**Work required**
Write out all of the records precisely. Skip anything that is a picture.

(Dataset listings of figures)

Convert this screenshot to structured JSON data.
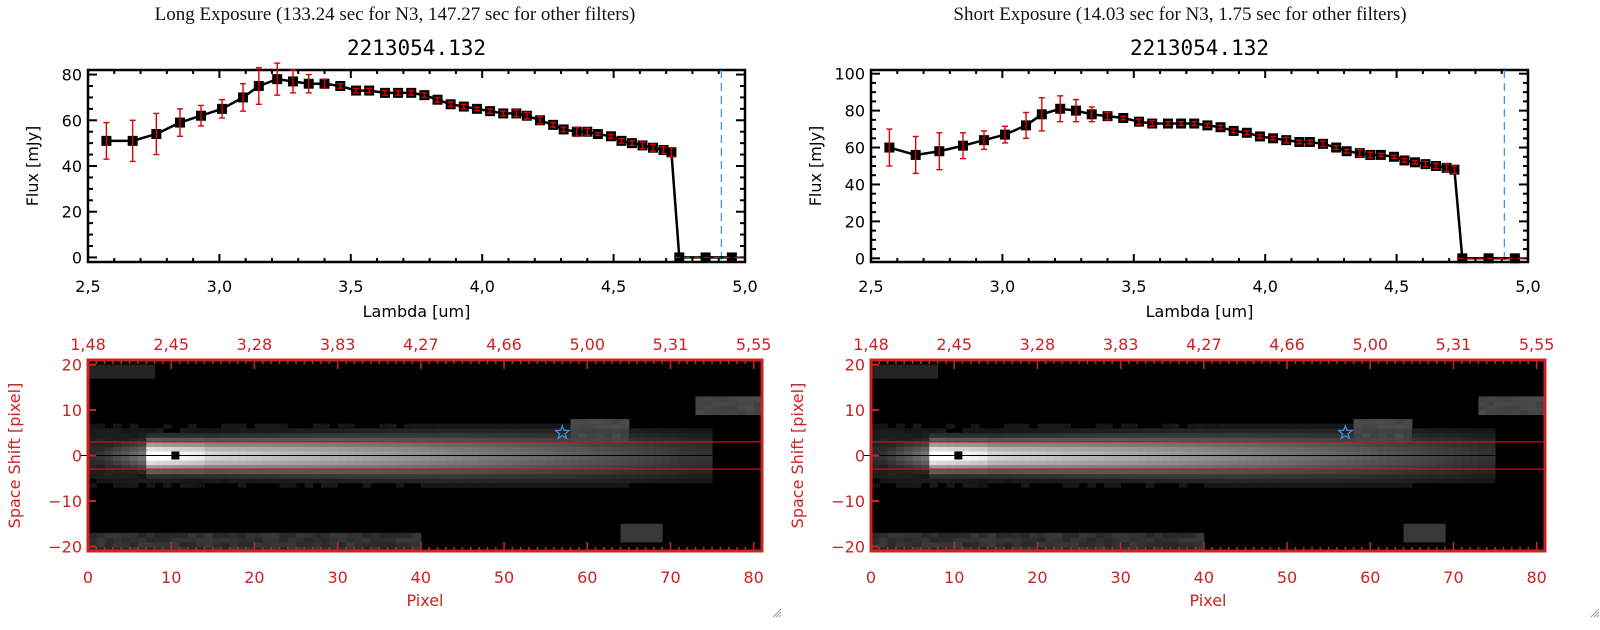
{
  "colors": {
    "spectrum_line": "#000000",
    "error_bar": "#e00000",
    "image_axis": "#cc2222",
    "blue_marker": "#3a8ee6",
    "aperture_line": "#cc1111"
  },
  "panels": [
    {
      "exposure_title": "Long Exposure (133.24 sec for N3, 147.27 sec for other filters)",
      "object_title": "2213054.132"
    },
    {
      "exposure_title": "Short Exposure (14.03 sec for N3, 1.75 sec for other filters)",
      "object_title": "2213054.132"
    }
  ],
  "chart_data": [
    {
      "type": "line",
      "panel": "long-exposure-spectrum",
      "title": "2213054.132",
      "xlabel": "Lambda [um]",
      "ylabel": "Flux [mJy]",
      "xlim": [
        2.5,
        5.0
      ],
      "ylim": [
        -2,
        82
      ],
      "xticks": [
        "2.5",
        "3.0",
        "3.5",
        "4.0",
        "4.5",
        "5.0"
      ],
      "yticks": [
        "0",
        "20",
        "40",
        "60",
        "80"
      ],
      "ytick_values": [
        0,
        20,
        40,
        60,
        80
      ],
      "xtick_values": [
        2.5,
        3.0,
        3.5,
        4.0,
        4.5,
        5.0
      ],
      "vline_x": 4.91,
      "zero_line_range": [
        4.73,
        4.99
      ],
      "series": [
        {
          "name": "flux",
          "x": [
            2.57,
            2.67,
            2.76,
            2.85,
            2.93,
            3.01,
            3.09,
            3.15,
            3.22,
            3.28,
            3.34,
            3.4,
            3.46,
            3.52,
            3.57,
            3.63,
            3.68,
            3.73,
            3.78,
            3.83,
            3.88,
            3.93,
            3.98,
            4.03,
            4.08,
            4.13,
            4.17,
            4.22,
            4.27,
            4.31,
            4.36,
            4.4,
            4.44,
            4.49,
            4.53,
            4.57,
            4.61,
            4.65,
            4.69,
            4.72,
            4.75,
            4.85,
            4.95
          ],
          "y": [
            51,
            51,
            54,
            59,
            62,
            65,
            70,
            75,
            78,
            77,
            76,
            76,
            75,
            73,
            73,
            72,
            72,
            72,
            71,
            69,
            67,
            66,
            65,
            64,
            63,
            63,
            62,
            60,
            58,
            56,
            55,
            55,
            54,
            53,
            51,
            50,
            49,
            48,
            47,
            46,
            0,
            0,
            0
          ],
          "err": [
            8,
            9,
            9,
            6,
            4.5,
            4,
            6,
            8,
            7,
            5,
            4,
            2,
            1,
            1,
            1,
            1,
            1,
            1,
            1,
            1,
            1,
            1,
            0.7,
            1,
            1,
            1.5,
            1.5,
            1.5,
            1,
            1,
            2,
            1.5,
            0.6,
            0.8,
            1,
            1,
            1.5,
            1.5,
            1.5,
            2,
            0,
            0,
            0
          ]
        }
      ]
    },
    {
      "type": "line",
      "panel": "short-exposure-spectrum",
      "title": "2213054.132",
      "xlabel": "Lambda [um]",
      "ylabel": "Flux [mJy]",
      "xlim": [
        2.5,
        5.0
      ],
      "ylim": [
        -2,
        102
      ],
      "xticks": [
        "2.5",
        "3.0",
        "3.5",
        "4.0",
        "4.5",
        "5.0"
      ],
      "yticks": [
        "0",
        "20",
        "40",
        "60",
        "80",
        "100"
      ],
      "ytick_values": [
        0,
        20,
        40,
        60,
        80,
        100
      ],
      "xtick_values": [
        2.5,
        3.0,
        3.5,
        4.0,
        4.5,
        5.0
      ],
      "vline_x": 4.91,
      "zero_line_range": [
        4.73,
        4.99
      ],
      "series": [
        {
          "name": "flux",
          "x": [
            2.57,
            2.67,
            2.76,
            2.85,
            2.93,
            3.01,
            3.09,
            3.15,
            3.22,
            3.28,
            3.34,
            3.4,
            3.46,
            3.52,
            3.57,
            3.63,
            3.68,
            3.73,
            3.78,
            3.83,
            3.88,
            3.93,
            3.98,
            4.03,
            4.08,
            4.13,
            4.17,
            4.22,
            4.27,
            4.31,
            4.36,
            4.4,
            4.44,
            4.49,
            4.53,
            4.57,
            4.61,
            4.65,
            4.69,
            4.72,
            4.75,
            4.85,
            4.95
          ],
          "y": [
            60,
            56,
            58,
            61,
            64,
            67,
            72,
            78,
            81,
            80,
            78,
            77,
            76,
            74,
            73,
            73,
            73,
            73,
            72,
            71,
            69,
            68,
            66,
            65,
            64,
            63,
            63,
            62,
            60,
            58,
            57,
            56,
            56,
            55,
            53,
            52,
            51,
            50,
            49,
            48,
            0,
            0,
            0
          ],
          "err": [
            10,
            10,
            10,
            7,
            5,
            4.5,
            7,
            9,
            7,
            6,
            4,
            2,
            1,
            1.5,
            1.5,
            1,
            1,
            1,
            1,
            1,
            1,
            1,
            1,
            1,
            1.5,
            1,
            1,
            1.5,
            1,
            1,
            2,
            1.5,
            0.8,
            0.8,
            1,
            1,
            1.5,
            1.5,
            2,
            2,
            0,
            0,
            0
          ]
        }
      ]
    },
    {
      "type": "heatmap",
      "panel": "long-exposure-image",
      "xlabel": "Pixel",
      "ylabel": "Space Shift [pixel]",
      "xlim": [
        0,
        81
      ],
      "ylim": [
        -21,
        21
      ],
      "xticks": [
        "0",
        "10",
        "20",
        "30",
        "40",
        "50",
        "60",
        "70",
        "80"
      ],
      "xtick_values": [
        0,
        10,
        20,
        30,
        40,
        50,
        60,
        70,
        80
      ],
      "yticks": [
        "20",
        "10",
        "0",
        "-10",
        "-20"
      ],
      "ytick_values": [
        20,
        10,
        0,
        -10,
        -20
      ],
      "top_xticks": [
        "1.48",
        "2.45",
        "3.28",
        "3.83",
        "4.27",
        "4.66",
        "5.00",
        "5.31",
        "5.55"
      ],
      "aperture_y": [
        3,
        -3
      ],
      "center_marker": {
        "x": 10.5,
        "y": 0
      },
      "star_marker": {
        "x": 57,
        "y": 5
      }
    },
    {
      "type": "heatmap",
      "panel": "short-exposure-image",
      "xlabel": "Pixel",
      "ylabel": "Space Shift [pixel]",
      "xlim": [
        0,
        81
      ],
      "ylim": [
        -21,
        21
      ],
      "xticks": [
        "0",
        "10",
        "20",
        "30",
        "40",
        "50",
        "60",
        "70",
        "80"
      ],
      "xtick_values": [
        0,
        10,
        20,
        30,
        40,
        50,
        60,
        70,
        80
      ],
      "yticks": [
        "20",
        "10",
        "0",
        "-10",
        "-20"
      ],
      "ytick_values": [
        20,
        10,
        0,
        -10,
        -20
      ],
      "top_xticks": [
        "1.48",
        "2.45",
        "3.28",
        "3.83",
        "4.27",
        "4.66",
        "5.00",
        "5.31",
        "5.55"
      ],
      "aperture_y": [
        3,
        -3
      ],
      "center_marker": {
        "x": 10.5,
        "y": 0
      },
      "star_marker": {
        "x": 57,
        "y": 5
      }
    }
  ]
}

**Task response**
Convert this screenshot to structured JSON data.
{
  "colors": {
    "spectrum_line": "#000000",
    "error_bar": "#e00000",
    "image_axis": "#cc2222",
    "blue_marker": "#3a8ee6",
    "aperture_line": "#cc1111"
  },
  "panels": [
    {
      "exposure_title": "Long Exposure (133.24 sec for N3, 147.27 sec for other filters)",
      "object_title": "2213054.132"
    },
    {
      "exposure_title": "Short Exposure (14.03 sec for N3, 1.75 sec for other filters)",
      "object_title": "2213054.132"
    }
  ],
  "chart_data": [
    {
      "type": "line",
      "panel": "long-exposure-spectrum",
      "title": "2213054.132",
      "xlabel": "Lambda [um]",
      "ylabel": "Flux [mJy]",
      "xlim": [
        2.5,
        5.0
      ],
      "ylim": [
        -2,
        82
      ],
      "xticks": [
        "2.5",
        "3.0",
        "3.5",
        "4.0",
        "4.5",
        "5.0"
      ],
      "yticks": [
        "0",
        "20",
        "40",
        "60",
        "80"
      ],
      "ytick_values": [
        0,
        20,
        40,
        60,
        80
      ],
      "xtick_values": [
        2.5,
        3.0,
        3.5,
        4.0,
        4.5,
        5.0
      ],
      "vline_x": 4.91,
      "zero_line_range": [
        4.73,
        4.99
      ],
      "series": [
        {
          "name": "flux",
          "x": [
            2.57,
            2.67,
            2.76,
            2.85,
            2.93,
            3.01,
            3.09,
            3.15,
            3.22,
            3.28,
            3.34,
            3.4,
            3.46,
            3.52,
            3.57,
            3.63,
            3.68,
            3.73,
            3.78,
            3.83,
            3.88,
            3.93,
            3.98,
            4.03,
            4.08,
            4.13,
            4.17,
            4.22,
            4.27,
            4.31,
            4.36,
            4.4,
            4.44,
            4.49,
            4.53,
            4.57,
            4.61,
            4.65,
            4.69,
            4.72,
            4.75,
            4.85,
            4.95
          ],
          "y": [
            51,
            51,
            54,
            59,
            62,
            65,
            70,
            75,
            78,
            77,
            76,
            76,
            75,
            73,
            73,
            72,
            72,
            72,
            71,
            69,
            67,
            66,
            65,
            64,
            63,
            63,
            62,
            60,
            58,
            56,
            55,
            55,
            54,
            53,
            51,
            50,
            49,
            48,
            47,
            46,
            0,
            0,
            0
          ],
          "err": [
            8,
            9,
            9,
            6,
            4.5,
            4,
            6,
            8,
            7,
            5,
            4,
            2,
            1,
            1,
            1,
            1,
            1,
            1,
            1,
            1,
            1,
            1,
            0.7,
            1,
            1,
            1.5,
            1.5,
            1.5,
            1,
            1,
            2,
            1.5,
            0.6,
            0.8,
            1,
            1,
            1.5,
            1.5,
            1.5,
            2,
            0,
            0,
            0
          ]
        }
      ]
    },
    {
      "type": "line",
      "panel": "short-exposure-spectrum",
      "title": "2213054.132",
      "xlabel": "Lambda [um]",
      "ylabel": "Flux [mJy]",
      "xlim": [
        2.5,
        5.0
      ],
      "ylim": [
        -2,
        102
      ],
      "xticks": [
        "2.5",
        "3.0",
        "3.5",
        "4.0",
        "4.5",
        "5.0"
      ],
      "yticks": [
        "0",
        "20",
        "40",
        "60",
        "80",
        "100"
      ],
      "ytick_values": [
        0,
        20,
        40,
        60,
        80,
        100
      ],
      "xtick_values": [
        2.5,
        3.0,
        3.5,
        4.0,
        4.5,
        5.0
      ],
      "vline_x": 4.91,
      "zero_line_range": [
        4.73,
        4.99
      ],
      "series": [
        {
          "name": "flux",
          "x": [
            2.57,
            2.67,
            2.76,
            2.85,
            2.93,
            3.01,
            3.09,
            3.15,
            3.22,
            3.28,
            3.34,
            3.4,
            3.46,
            3.52,
            3.57,
            3.63,
            3.68,
            3.73,
            3.78,
            3.83,
            3.88,
            3.93,
            3.98,
            4.03,
            4.08,
            4.13,
            4.17,
            4.22,
            4.27,
            4.31,
            4.36,
            4.4,
            4.44,
            4.49,
            4.53,
            4.57,
            4.61,
            4.65,
            4.69,
            4.72,
            4.75,
            4.85,
            4.95
          ],
          "y": [
            60,
            56,
            58,
            61,
            64,
            67,
            72,
            78,
            81,
            80,
            78,
            77,
            76,
            74,
            73,
            73,
            73,
            73,
            72,
            71,
            69,
            68,
            66,
            65,
            64,
            63,
            63,
            62,
            60,
            58,
            57,
            56,
            56,
            55,
            53,
            52,
            51,
            50,
            49,
            48,
            0,
            0,
            0
          ],
          "err": [
            10,
            10,
            10,
            7,
            5,
            4.5,
            7,
            9,
            7,
            6,
            4,
            2,
            1,
            1.5,
            1.5,
            1,
            1,
            1,
            1,
            1,
            1,
            1,
            1,
            1,
            1.5,
            1,
            1,
            1.5,
            1,
            1,
            2,
            1.5,
            0.8,
            0.8,
            1,
            1,
            1.5,
            1.5,
            2,
            2,
            0,
            0,
            0
          ]
        }
      ]
    },
    {
      "type": "heatmap",
      "panel": "long-exposure-image",
      "xlabel": "Pixel",
      "ylabel": "Space Shift [pixel]",
      "xlim": [
        0,
        81
      ],
      "ylim": [
        -21,
        21
      ],
      "xticks": [
        "0",
        "10",
        "20",
        "30",
        "40",
        "50",
        "60",
        "70",
        "80"
      ],
      "xtick_values": [
        0,
        10,
        20,
        30,
        40,
        50,
        60,
        70,
        80
      ],
      "yticks": [
        "20",
        "10",
        "0",
        "-10",
        "-20"
      ],
      "ytick_values": [
        20,
        10,
        0,
        -10,
        -20
      ],
      "top_xticks": [
        "1.48",
        "2.45",
        "3.28",
        "3.83",
        "4.27",
        "4.66",
        "5.00",
        "5.31",
        "5.55"
      ],
      "aperture_y": [
        3,
        -3
      ],
      "center_marker": {
        "x": 10.5,
        "y": 0
      },
      "star_marker": {
        "x": 57,
        "y": 5
      }
    },
    {
      "type": "heatmap",
      "panel": "short-exposure-image",
      "xlabel": "Pixel",
      "ylabel": "Space Shift [pixel]",
      "xlim": [
        0,
        81
      ],
      "ylim": [
        -21,
        21
      ],
      "xticks": [
        "0",
        "10",
        "20",
        "30",
        "40",
        "50",
        "60",
        "70",
        "80"
      ],
      "xtick_values": [
        0,
        10,
        20,
        30,
        40,
        50,
        60,
        70,
        80
      ],
      "yticks": [
        "20",
        "10",
        "0",
        "-10",
        "-20"
      ],
      "ytick_values": [
        20,
        10,
        0,
        -10,
        -20
      ],
      "top_xticks": [
        "1.48",
        "2.45",
        "3.28",
        "3.83",
        "4.27",
        "4.66",
        "5.00",
        "5.31",
        "5.55"
      ],
      "aperture_y": [
        3,
        -3
      ],
      "center_marker": {
        "x": 10.5,
        "y": 0
      },
      "star_marker": {
        "x": 57,
        "y": 5
      }
    }
  ]
}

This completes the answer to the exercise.